→ **Task directions**:
Reproduce all of the data below word for word, line by line.

→ **Records for the task**:
──────────
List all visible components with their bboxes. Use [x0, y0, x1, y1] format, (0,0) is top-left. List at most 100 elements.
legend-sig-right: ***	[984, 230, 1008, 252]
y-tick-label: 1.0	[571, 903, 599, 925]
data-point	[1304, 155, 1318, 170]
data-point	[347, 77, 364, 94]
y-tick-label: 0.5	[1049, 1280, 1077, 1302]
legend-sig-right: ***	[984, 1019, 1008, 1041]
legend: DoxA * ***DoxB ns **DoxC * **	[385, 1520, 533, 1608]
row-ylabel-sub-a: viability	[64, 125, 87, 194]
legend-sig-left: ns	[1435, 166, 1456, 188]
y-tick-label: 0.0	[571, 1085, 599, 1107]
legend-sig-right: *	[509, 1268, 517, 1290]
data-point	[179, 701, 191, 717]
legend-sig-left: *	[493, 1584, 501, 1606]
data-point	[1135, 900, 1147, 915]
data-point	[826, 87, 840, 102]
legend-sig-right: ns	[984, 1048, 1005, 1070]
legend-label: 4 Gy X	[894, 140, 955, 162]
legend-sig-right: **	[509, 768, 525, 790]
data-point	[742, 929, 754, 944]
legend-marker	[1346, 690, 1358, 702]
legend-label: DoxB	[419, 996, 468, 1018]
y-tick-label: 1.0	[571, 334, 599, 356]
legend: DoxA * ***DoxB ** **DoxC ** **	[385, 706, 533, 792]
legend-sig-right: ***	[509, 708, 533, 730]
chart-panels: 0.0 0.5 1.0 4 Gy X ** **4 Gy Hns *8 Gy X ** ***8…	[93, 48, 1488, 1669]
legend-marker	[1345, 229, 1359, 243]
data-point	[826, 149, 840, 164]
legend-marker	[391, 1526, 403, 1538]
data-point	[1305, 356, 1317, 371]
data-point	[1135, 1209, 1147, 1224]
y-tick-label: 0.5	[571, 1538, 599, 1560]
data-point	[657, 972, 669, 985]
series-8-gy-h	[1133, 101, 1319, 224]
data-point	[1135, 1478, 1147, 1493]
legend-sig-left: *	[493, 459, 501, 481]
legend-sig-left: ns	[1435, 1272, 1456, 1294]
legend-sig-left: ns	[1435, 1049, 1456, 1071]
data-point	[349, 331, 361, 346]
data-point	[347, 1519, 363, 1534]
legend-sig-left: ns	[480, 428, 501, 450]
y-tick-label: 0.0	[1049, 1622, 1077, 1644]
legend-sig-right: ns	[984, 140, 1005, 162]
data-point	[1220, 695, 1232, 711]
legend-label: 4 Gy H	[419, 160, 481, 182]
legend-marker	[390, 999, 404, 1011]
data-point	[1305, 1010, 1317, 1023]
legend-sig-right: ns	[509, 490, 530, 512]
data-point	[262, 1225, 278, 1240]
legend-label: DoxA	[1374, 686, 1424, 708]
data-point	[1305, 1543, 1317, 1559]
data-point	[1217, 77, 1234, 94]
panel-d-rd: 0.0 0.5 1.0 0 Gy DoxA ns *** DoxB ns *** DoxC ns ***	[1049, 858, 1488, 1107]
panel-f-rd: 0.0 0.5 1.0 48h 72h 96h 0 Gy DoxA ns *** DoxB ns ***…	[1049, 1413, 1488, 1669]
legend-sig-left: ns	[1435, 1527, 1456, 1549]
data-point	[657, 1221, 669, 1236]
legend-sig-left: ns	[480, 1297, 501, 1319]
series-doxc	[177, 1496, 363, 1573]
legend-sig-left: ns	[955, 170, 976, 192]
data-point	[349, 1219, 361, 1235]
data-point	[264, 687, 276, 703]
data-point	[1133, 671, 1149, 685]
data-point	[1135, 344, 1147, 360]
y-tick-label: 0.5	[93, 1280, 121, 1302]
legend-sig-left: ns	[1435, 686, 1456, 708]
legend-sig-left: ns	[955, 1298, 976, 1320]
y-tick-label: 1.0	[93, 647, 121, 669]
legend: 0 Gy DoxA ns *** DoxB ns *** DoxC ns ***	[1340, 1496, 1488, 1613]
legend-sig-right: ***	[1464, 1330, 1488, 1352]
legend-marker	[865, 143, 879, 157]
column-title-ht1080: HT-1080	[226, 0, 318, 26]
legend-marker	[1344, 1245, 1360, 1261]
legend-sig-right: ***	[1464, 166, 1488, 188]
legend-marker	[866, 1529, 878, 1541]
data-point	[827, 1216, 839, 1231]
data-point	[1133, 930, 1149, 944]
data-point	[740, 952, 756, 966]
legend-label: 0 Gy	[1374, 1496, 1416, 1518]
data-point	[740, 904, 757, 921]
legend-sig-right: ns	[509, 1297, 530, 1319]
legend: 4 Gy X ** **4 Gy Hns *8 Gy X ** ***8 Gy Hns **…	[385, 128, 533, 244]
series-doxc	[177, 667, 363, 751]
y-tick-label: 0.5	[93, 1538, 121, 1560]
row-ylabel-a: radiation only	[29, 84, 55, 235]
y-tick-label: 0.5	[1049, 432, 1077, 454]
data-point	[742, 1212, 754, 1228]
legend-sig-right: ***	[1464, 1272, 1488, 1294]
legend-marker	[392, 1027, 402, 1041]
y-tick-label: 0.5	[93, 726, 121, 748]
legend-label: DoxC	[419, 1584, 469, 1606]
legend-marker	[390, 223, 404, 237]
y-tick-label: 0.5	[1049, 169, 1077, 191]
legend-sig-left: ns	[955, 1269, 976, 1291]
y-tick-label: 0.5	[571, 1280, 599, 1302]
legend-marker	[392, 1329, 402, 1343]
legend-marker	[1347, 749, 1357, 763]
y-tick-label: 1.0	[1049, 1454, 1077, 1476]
──────────
→ **Task result**:
List all visible components with their bboxes. Use [x0, y0, x1, y1] format, (0,0) is top-left. List at most 100 elements.
legend-sig-right: ***	[984, 230, 1008, 252]
y-tick-label: 1.0	[571, 903, 599, 925]
data-point	[1304, 155, 1318, 170]
data-point	[347, 77, 364, 94]
y-tick-label: 0.5	[1049, 1280, 1077, 1302]
legend-sig-right: ***	[984, 1019, 1008, 1041]
legend: DoxA * ***DoxB ns **DoxC * **	[385, 1520, 533, 1608]
row-ylabel-sub-a: viability	[64, 125, 87, 194]
legend-sig-left: ns	[1435, 166, 1456, 188]
y-tick-label: 0.0	[571, 1085, 599, 1107]
legend-sig-right: *	[509, 1268, 517, 1290]
data-point	[179, 701, 191, 717]
legend-sig-left: *	[493, 1584, 501, 1606]
data-point	[1135, 900, 1147, 915]
data-point	[826, 87, 840, 102]
legend-sig-right: ns	[984, 1048, 1005, 1070]
legend-label: 4 Gy X	[894, 140, 955, 162]
legend-sig-right: **	[509, 768, 525, 790]
data-point	[742, 929, 754, 944]
legend-marker	[1346, 690, 1358, 702]
legend-label: DoxB	[419, 996, 468, 1018]
y-tick-label: 1.0	[571, 334, 599, 356]
legend: DoxA * ***DoxB ** **DoxC ** **	[385, 706, 533, 792]
legend-sig-right: ***	[509, 708, 533, 730]
chart-panels: 0.0 0.5 1.0 4 Gy X ** **4 Gy Hns *8 Gy X ** ***8…	[93, 48, 1488, 1669]
legend-marker	[1345, 229, 1359, 243]
data-point	[826, 149, 840, 164]
legend-marker	[391, 1526, 403, 1538]
data-point	[1305, 356, 1317, 371]
data-point	[1135, 1209, 1147, 1224]
y-tick-label: 0.5	[571, 1538, 599, 1560]
data-point	[657, 972, 669, 985]
series-8-gy-h	[1133, 101, 1319, 224]
data-point	[1135, 1478, 1147, 1493]
legend-sig-left: *	[493, 459, 501, 481]
legend-sig-left: ns	[1435, 1272, 1456, 1294]
legend-sig-left: ns	[1435, 1049, 1456, 1071]
data-point	[349, 331, 361, 346]
data-point	[347, 1519, 363, 1534]
legend-sig-left: ns	[480, 428, 501, 450]
y-tick-label: 0.0	[1049, 1622, 1077, 1644]
legend-sig-right: ns	[984, 140, 1005, 162]
data-point	[1220, 695, 1232, 711]
legend-label: 4 Gy H	[419, 160, 481, 182]
legend-marker	[390, 999, 404, 1011]
data-point	[1305, 1010, 1317, 1023]
legend-sig-right: ns	[509, 490, 530, 512]
data-point	[262, 1225, 278, 1240]
legend-label: DoxA	[1374, 686, 1424, 708]
data-point	[1305, 1543, 1317, 1559]
data-point	[1217, 77, 1234, 94]
panel-d-rd: 0.0 0.5 1.0 0 Gy DoxA ns *** DoxB ns *** DoxC ns ***	[1049, 858, 1488, 1107]
panel-f-rd: 0.0 0.5 1.0 48h 72h 96h 0 Gy DoxA ns *** DoxB ns ***…	[1049, 1413, 1488, 1669]
legend-sig-left: ns	[1435, 1527, 1456, 1549]
data-point	[657, 1221, 669, 1236]
legend-sig-left: ns	[480, 1297, 501, 1319]
series-doxc	[177, 1496, 363, 1573]
legend-sig-left: ns	[955, 170, 976, 192]
data-point	[349, 1219, 361, 1235]
data-point	[264, 687, 276, 703]
data-point	[1133, 671, 1149, 685]
data-point	[1135, 344, 1147, 360]
y-tick-label: 0.5	[93, 1280, 121, 1302]
legend-sig-left: ns	[1435, 686, 1456, 708]
legend-sig-left: ns	[955, 1298, 976, 1320]
y-tick-label: 1.0	[93, 647, 121, 669]
legend: 0 Gy DoxA ns *** DoxB ns *** DoxC ns ***	[1340, 1496, 1488, 1613]
legend-sig-right: ***	[1464, 1330, 1488, 1352]
legend-marker	[865, 143, 879, 157]
column-title-ht1080: HT-1080	[226, 0, 318, 26]
legend-marker	[1344, 1245, 1360, 1261]
legend-sig-right: ***	[1464, 166, 1488, 188]
legend-marker	[866, 1529, 878, 1541]
data-point	[827, 1216, 839, 1231]
data-point	[1133, 930, 1149, 944]
data-point	[740, 952, 756, 966]
legend-label: 0 Gy	[1374, 1496, 1416, 1518]
data-point	[740, 904, 757, 921]
legend-sig-right: ns	[509, 1297, 530, 1319]
legend: 4 Gy X ** **4 Gy Hns *8 Gy X ** ***8 Gy Hns **…	[385, 128, 533, 244]
series-doxc	[177, 667, 363, 751]
y-tick-label: 0.5	[93, 1538, 121, 1560]
row-ylabel-a: radiation only	[29, 84, 55, 235]
y-tick-label: 0.5	[1049, 432, 1077, 454]
data-point	[742, 1212, 754, 1228]
legend-sig-right: ***	[1464, 1272, 1488, 1294]
legend-marker	[392, 1027, 402, 1041]
y-tick-label: 0.5	[93, 726, 121, 748]
legend-label: DoxC	[419, 1584, 469, 1606]
legend-marker	[390, 223, 404, 237]
y-tick-label: 0.5	[1049, 169, 1077, 191]
legend-sig-left: ns	[955, 1269, 976, 1291]
y-tick-label: 0.5	[571, 1280, 599, 1302]
legend-marker	[392, 1329, 402, 1343]
legend-marker	[1347, 749, 1357, 763]
y-tick-label: 1.0	[1049, 1454, 1077, 1476]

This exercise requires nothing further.